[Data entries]
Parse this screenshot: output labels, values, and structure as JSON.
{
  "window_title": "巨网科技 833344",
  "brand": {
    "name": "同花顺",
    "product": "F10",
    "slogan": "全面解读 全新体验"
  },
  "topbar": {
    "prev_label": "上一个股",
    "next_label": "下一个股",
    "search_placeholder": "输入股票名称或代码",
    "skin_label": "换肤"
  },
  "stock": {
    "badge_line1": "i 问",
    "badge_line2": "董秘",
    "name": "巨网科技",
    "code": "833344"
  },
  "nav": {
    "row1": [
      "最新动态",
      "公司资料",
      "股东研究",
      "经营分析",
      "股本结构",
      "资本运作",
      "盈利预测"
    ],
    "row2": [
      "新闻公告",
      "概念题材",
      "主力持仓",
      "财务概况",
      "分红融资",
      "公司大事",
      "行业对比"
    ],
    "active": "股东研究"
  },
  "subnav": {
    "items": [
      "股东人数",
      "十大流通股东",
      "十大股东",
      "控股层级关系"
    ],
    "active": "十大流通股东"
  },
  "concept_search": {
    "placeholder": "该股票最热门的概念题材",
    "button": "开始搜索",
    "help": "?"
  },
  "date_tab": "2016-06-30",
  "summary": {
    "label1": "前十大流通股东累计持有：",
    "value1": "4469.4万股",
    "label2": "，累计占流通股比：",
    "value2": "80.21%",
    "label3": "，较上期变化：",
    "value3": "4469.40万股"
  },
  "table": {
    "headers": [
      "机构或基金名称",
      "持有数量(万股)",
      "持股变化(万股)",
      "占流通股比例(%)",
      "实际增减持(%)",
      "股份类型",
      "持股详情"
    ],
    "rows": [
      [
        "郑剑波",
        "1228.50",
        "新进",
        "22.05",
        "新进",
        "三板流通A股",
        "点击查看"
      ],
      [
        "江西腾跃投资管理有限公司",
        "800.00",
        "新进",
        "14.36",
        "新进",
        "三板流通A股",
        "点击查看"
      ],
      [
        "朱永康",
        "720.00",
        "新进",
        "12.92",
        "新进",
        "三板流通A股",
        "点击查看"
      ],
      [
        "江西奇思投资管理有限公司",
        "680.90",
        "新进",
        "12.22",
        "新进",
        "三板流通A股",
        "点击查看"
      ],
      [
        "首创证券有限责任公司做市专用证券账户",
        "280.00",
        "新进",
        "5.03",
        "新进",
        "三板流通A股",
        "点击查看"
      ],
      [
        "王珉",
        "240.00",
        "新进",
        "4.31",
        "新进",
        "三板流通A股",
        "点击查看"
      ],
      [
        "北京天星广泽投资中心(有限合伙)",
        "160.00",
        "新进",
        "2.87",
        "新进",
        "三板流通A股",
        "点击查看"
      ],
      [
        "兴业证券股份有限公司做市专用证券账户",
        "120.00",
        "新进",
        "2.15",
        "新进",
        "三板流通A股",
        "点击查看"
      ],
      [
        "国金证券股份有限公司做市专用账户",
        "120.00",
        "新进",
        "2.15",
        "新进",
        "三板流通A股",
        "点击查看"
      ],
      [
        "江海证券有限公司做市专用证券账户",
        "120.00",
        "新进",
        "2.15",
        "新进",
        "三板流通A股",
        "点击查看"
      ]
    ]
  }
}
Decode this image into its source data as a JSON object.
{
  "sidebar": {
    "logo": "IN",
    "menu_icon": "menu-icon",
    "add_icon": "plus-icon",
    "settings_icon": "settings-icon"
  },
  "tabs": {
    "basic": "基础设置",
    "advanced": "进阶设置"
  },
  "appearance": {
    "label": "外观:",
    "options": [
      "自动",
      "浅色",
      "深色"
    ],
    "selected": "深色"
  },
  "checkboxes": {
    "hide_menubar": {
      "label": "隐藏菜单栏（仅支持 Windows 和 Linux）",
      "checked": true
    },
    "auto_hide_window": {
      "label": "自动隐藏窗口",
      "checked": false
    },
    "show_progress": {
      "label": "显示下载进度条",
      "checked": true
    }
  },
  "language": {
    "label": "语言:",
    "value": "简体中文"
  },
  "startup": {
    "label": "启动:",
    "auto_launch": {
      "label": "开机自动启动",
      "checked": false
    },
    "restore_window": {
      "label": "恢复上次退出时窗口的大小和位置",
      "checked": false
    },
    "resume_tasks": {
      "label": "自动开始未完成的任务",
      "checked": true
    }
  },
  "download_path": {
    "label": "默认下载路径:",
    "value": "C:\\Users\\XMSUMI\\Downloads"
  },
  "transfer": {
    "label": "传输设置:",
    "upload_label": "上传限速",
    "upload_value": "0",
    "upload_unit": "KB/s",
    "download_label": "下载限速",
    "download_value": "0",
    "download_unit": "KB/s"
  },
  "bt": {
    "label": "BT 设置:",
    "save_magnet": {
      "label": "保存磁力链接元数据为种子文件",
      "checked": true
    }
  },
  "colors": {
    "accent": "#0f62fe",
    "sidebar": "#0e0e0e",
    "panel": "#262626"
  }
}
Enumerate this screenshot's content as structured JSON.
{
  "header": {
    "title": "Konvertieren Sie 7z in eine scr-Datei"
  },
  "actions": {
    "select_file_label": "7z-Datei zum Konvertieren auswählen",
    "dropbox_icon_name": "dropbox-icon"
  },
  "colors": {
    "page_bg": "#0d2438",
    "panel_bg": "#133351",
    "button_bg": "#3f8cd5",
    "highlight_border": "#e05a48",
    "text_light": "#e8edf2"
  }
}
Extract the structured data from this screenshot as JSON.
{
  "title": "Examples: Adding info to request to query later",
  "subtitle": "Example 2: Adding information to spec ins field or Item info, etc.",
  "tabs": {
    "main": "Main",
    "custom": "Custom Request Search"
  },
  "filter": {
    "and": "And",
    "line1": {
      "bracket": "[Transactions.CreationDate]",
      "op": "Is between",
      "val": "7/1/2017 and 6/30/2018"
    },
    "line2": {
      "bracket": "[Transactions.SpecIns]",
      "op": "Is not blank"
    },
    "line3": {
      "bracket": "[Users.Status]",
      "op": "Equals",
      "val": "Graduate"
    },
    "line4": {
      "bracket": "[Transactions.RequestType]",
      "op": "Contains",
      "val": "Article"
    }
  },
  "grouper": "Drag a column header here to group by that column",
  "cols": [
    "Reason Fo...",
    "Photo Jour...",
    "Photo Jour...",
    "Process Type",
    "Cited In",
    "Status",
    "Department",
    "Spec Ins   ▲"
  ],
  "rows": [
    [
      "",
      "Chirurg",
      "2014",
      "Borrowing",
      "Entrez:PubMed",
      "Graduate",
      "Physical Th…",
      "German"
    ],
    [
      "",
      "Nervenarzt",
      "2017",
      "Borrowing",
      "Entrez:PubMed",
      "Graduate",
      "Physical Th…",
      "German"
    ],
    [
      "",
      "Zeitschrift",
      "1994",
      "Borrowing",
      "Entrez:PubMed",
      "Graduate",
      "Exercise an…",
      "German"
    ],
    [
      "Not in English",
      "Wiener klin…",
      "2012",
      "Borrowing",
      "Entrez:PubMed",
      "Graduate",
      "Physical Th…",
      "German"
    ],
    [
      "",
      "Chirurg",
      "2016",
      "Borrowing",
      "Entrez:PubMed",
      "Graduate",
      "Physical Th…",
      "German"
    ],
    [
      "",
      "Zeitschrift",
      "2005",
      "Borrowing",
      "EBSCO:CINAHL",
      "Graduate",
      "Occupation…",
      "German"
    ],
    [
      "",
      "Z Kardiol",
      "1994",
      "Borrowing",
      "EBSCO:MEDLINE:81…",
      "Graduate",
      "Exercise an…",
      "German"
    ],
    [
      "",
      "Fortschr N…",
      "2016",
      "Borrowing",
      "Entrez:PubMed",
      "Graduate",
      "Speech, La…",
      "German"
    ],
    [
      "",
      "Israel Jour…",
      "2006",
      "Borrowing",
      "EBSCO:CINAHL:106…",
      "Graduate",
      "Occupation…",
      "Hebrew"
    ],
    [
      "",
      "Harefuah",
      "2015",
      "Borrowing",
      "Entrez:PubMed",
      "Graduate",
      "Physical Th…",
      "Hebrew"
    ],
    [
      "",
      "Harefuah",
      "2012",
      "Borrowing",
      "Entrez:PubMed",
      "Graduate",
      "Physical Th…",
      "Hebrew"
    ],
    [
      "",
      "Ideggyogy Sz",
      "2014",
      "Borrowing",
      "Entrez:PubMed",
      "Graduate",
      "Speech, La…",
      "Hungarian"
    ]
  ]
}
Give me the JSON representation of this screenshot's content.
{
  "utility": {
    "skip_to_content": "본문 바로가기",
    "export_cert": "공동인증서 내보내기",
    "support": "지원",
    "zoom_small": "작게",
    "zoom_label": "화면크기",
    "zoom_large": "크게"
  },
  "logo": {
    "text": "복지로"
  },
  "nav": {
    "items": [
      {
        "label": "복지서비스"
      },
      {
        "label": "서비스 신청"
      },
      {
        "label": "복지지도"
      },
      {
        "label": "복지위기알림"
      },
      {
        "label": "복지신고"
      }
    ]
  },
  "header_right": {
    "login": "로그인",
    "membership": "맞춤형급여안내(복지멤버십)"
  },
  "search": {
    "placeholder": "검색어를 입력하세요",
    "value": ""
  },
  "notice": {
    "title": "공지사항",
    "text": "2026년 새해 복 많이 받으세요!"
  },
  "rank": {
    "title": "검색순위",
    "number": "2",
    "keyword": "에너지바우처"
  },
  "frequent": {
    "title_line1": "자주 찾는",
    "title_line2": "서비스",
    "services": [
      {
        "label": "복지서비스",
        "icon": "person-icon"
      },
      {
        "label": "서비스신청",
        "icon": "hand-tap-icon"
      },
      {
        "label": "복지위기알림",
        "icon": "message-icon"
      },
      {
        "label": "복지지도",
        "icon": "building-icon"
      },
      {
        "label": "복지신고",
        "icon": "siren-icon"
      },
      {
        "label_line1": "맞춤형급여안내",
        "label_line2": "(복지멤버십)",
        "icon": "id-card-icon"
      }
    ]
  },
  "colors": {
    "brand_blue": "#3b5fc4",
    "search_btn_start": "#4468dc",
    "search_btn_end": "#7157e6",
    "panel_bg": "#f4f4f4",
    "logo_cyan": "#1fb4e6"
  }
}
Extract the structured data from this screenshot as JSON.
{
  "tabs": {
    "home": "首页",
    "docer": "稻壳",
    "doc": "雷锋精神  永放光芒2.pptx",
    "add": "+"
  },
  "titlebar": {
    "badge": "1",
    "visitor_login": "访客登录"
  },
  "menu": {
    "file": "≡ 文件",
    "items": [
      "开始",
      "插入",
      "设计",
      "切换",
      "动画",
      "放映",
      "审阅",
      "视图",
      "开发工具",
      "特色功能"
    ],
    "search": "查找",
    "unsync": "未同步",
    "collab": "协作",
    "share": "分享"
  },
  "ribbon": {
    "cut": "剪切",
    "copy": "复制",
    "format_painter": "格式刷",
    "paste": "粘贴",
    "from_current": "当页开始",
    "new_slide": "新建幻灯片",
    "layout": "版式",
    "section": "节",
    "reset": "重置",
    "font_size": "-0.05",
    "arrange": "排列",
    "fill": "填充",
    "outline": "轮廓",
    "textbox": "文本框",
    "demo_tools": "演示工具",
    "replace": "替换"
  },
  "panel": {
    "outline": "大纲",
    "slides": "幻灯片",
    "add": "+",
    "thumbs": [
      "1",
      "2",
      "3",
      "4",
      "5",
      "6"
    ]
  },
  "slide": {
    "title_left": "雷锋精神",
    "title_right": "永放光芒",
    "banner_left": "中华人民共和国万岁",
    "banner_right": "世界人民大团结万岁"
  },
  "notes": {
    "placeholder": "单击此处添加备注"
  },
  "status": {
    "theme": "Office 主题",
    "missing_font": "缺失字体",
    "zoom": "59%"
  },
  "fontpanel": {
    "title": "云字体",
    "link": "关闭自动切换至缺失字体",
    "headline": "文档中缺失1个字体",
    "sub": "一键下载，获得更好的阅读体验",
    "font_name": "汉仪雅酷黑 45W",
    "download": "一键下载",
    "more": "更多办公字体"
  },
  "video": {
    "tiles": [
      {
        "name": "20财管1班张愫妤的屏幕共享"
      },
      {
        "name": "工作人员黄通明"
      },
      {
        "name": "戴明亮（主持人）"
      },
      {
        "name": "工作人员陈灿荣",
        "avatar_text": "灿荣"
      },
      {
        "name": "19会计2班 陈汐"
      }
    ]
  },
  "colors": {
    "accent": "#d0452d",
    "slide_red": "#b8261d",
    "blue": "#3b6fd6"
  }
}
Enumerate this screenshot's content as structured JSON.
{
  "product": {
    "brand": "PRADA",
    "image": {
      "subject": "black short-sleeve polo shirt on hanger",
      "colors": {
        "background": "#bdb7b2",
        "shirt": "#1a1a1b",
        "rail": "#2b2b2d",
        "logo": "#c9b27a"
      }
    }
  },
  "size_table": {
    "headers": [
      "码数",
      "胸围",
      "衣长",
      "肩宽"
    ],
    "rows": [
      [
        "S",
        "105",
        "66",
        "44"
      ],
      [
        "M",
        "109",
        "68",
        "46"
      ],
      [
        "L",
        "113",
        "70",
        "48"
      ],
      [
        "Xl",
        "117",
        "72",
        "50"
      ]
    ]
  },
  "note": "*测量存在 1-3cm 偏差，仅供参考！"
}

Stated goal: Check each line of the records above for the string "Adding", and report every line that has it.

Output of the exercise:
  "title": "Examples: Adding info to request to query later",
  "subtitle": "Example 2: Adding information to spec ins field or Item info, etc.",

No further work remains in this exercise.